GIVEN REQUEST ▸
Output the material exactly, but drop every image it holds.

..............................

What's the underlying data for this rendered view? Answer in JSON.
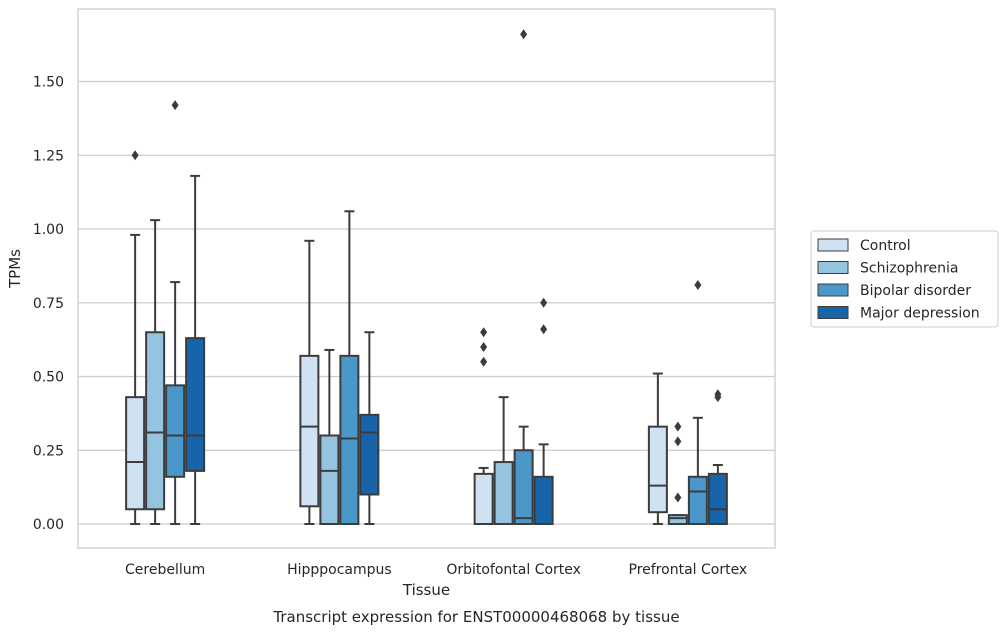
{
  "caption": "Transcript expression for ENST00000468068 by tissue",
  "chart_data": {
    "type": "boxplot",
    "xlabel": "Tissue",
    "ylabel": "TPMs",
    "categories": [
      "Cerebellum",
      "Hipppocampus",
      "Orbitofontal Cortex",
      "Prefrontal Cortex"
    ],
    "ylim": [
      -0.08,
      1.75
    ],
    "yticks": [
      {
        "value": 0.0,
        "label": "0.00"
      },
      {
        "value": 0.25,
        "label": "0.25"
      },
      {
        "value": 0.5,
        "label": "0.50"
      },
      {
        "value": 0.75,
        "label": "0.75"
      },
      {
        "value": 1.0,
        "label": "1.00"
      },
      {
        "value": 1.25,
        "label": "1.25"
      },
      {
        "value": 1.5,
        "label": "1.50"
      }
    ],
    "grid": "horizontal",
    "legend_position": "right",
    "series": [
      {
        "name": "Control",
        "color": "#d0e1f2",
        "boxes": [
          {
            "min": 0.0,
            "q1": 0.05,
            "median": 0.21,
            "q3": 0.43,
            "max": 0.98,
            "outliers": [
              1.25
            ]
          },
          {
            "min": 0.0,
            "q1": 0.06,
            "median": 0.33,
            "q3": 0.57,
            "max": 0.96,
            "outliers": []
          },
          {
            "min": 0.0,
            "q1": 0.0,
            "median": 0.0,
            "q3": 0.17,
            "max": 0.19,
            "outliers": [
              0.55,
              0.6,
              0.65
            ]
          },
          {
            "min": 0.0,
            "q1": 0.04,
            "median": 0.13,
            "q3": 0.33,
            "max": 0.51,
            "outliers": []
          }
        ]
      },
      {
        "name": "Schizophrenia",
        "color": "#94c4df",
        "boxes": [
          {
            "min": 0.0,
            "q1": 0.05,
            "median": 0.31,
            "q3": 0.65,
            "max": 1.03,
            "outliers": []
          },
          {
            "min": 0.0,
            "q1": 0.0,
            "median": 0.18,
            "q3": 0.3,
            "max": 0.59,
            "outliers": []
          },
          {
            "min": 0.0,
            "q1": 0.0,
            "median": 0.0,
            "q3": 0.21,
            "max": 0.43,
            "outliers": []
          },
          {
            "min": 0.0,
            "q1": 0.0,
            "median": 0.02,
            "q3": 0.03,
            "max": 0.03,
            "outliers": [
              0.09,
              0.28,
              0.33
            ]
          }
        ]
      },
      {
        "name": "Bipolar disorder",
        "color": "#4a98c9",
        "boxes": [
          {
            "min": 0.0,
            "q1": 0.16,
            "median": 0.3,
            "q3": 0.47,
            "max": 0.82,
            "outliers": [
              1.42
            ]
          },
          {
            "min": 0.0,
            "q1": 0.0,
            "median": 0.29,
            "q3": 0.57,
            "max": 1.06,
            "outliers": []
          },
          {
            "min": 0.0,
            "q1": 0.0,
            "median": 0.02,
            "q3": 0.25,
            "max": 0.33,
            "outliers": [
              1.66
            ]
          },
          {
            "min": 0.0,
            "q1": 0.0,
            "median": 0.11,
            "q3": 0.16,
            "max": 0.36,
            "outliers": [
              0.81
            ]
          }
        ]
      },
      {
        "name": "Major depression",
        "color": "#1764ab",
        "boxes": [
          {
            "min": 0.0,
            "q1": 0.18,
            "median": 0.3,
            "q3": 0.63,
            "max": 1.18,
            "outliers": []
          },
          {
            "min": 0.0,
            "q1": 0.1,
            "median": 0.31,
            "q3": 0.37,
            "max": 0.65,
            "outliers": []
          },
          {
            "min": 0.0,
            "q1": 0.0,
            "median": 0.0,
            "q3": 0.16,
            "max": 0.27,
            "outliers": [
              0.66,
              0.75
            ]
          },
          {
            "min": 0.0,
            "q1": 0.0,
            "median": 0.05,
            "q3": 0.17,
            "max": 0.2,
            "outliers": [
              0.43,
              0.44
            ]
          }
        ]
      }
    ]
  }
}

..............................

TASK OUTPUT ▸
What's the underlying data for this rendered view? Answer in JSON.
{
  "caption": "Transcript expression for ENST00000468068 by tissue",
  "chart_data": {
    "type": "boxplot",
    "xlabel": "Tissue",
    "ylabel": "TPMs",
    "categories": [
      "Cerebellum",
      "Hipppocampus",
      "Orbitofontal Cortex",
      "Prefrontal Cortex"
    ],
    "ylim": [
      -0.08,
      1.75
    ],
    "yticks": [
      {
        "value": 0.0,
        "label": "0.00"
      },
      {
        "value": 0.25,
        "label": "0.25"
      },
      {
        "value": 0.5,
        "label": "0.50"
      },
      {
        "value": 0.75,
        "label": "0.75"
      },
      {
        "value": 1.0,
        "label": "1.00"
      },
      {
        "value": 1.25,
        "label": "1.25"
      },
      {
        "value": 1.5,
        "label": "1.50"
      }
    ],
    "grid": "horizontal",
    "legend_position": "right",
    "series": [
      {
        "name": "Control",
        "color": "#d0e1f2",
        "boxes": [
          {
            "min": 0.0,
            "q1": 0.05,
            "median": 0.21,
            "q3": 0.43,
            "max": 0.98,
            "outliers": [
              1.25
            ]
          },
          {
            "min": 0.0,
            "q1": 0.06,
            "median": 0.33,
            "q3": 0.57,
            "max": 0.96,
            "outliers": []
          },
          {
            "min": 0.0,
            "q1": 0.0,
            "median": 0.0,
            "q3": 0.17,
            "max": 0.19,
            "outliers": [
              0.55,
              0.6,
              0.65
            ]
          },
          {
            "min": 0.0,
            "q1": 0.04,
            "median": 0.13,
            "q3": 0.33,
            "max": 0.51,
            "outliers": []
          }
        ]
      },
      {
        "name": "Schizophrenia",
        "color": "#94c4df",
        "boxes": [
          {
            "min": 0.0,
            "q1": 0.05,
            "median": 0.31,
            "q3": 0.65,
            "max": 1.03,
            "outliers": []
          },
          {
            "min": 0.0,
            "q1": 0.0,
            "median": 0.18,
            "q3": 0.3,
            "max": 0.59,
            "outliers": []
          },
          {
            "min": 0.0,
            "q1": 0.0,
            "median": 0.0,
            "q3": 0.21,
            "max": 0.43,
            "outliers": []
          },
          {
            "min": 0.0,
            "q1": 0.0,
            "median": 0.02,
            "q3": 0.03,
            "max": 0.03,
            "outliers": [
              0.09,
              0.28,
              0.33
            ]
          }
        ]
      },
      {
        "name": "Bipolar disorder",
        "color": "#4a98c9",
        "boxes": [
          {
            "min": 0.0,
            "q1": 0.16,
            "median": 0.3,
            "q3": 0.47,
            "max": 0.82,
            "outliers": [
              1.42
            ]
          },
          {
            "min": 0.0,
            "q1": 0.0,
            "median": 0.29,
            "q3": 0.57,
            "max": 1.06,
            "outliers": []
          },
          {
            "min": 0.0,
            "q1": 0.0,
            "median": 0.02,
            "q3": 0.25,
            "max": 0.33,
            "outliers": [
              1.66
            ]
          },
          {
            "min": 0.0,
            "q1": 0.0,
            "median": 0.11,
            "q3": 0.16,
            "max": 0.36,
            "outliers": [
              0.81
            ]
          }
        ]
      },
      {
        "name": "Major depression",
        "color": "#1764ab",
        "boxes": [
          {
            "min": 0.0,
            "q1": 0.18,
            "median": 0.3,
            "q3": 0.63,
            "max": 1.18,
            "outliers": []
          },
          {
            "min": 0.0,
            "q1": 0.1,
            "median": 0.31,
            "q3": 0.37,
            "max": 0.65,
            "outliers": []
          },
          {
            "min": 0.0,
            "q1": 0.0,
            "median": 0.0,
            "q3": 0.16,
            "max": 0.27,
            "outliers": [
              0.66,
              0.75
            ]
          },
          {
            "min": 0.0,
            "q1": 0.0,
            "median": 0.05,
            "q3": 0.17,
            "max": 0.2,
            "outliers": [
              0.43,
              0.44
            ]
          }
        ]
      }
    ]
  }
}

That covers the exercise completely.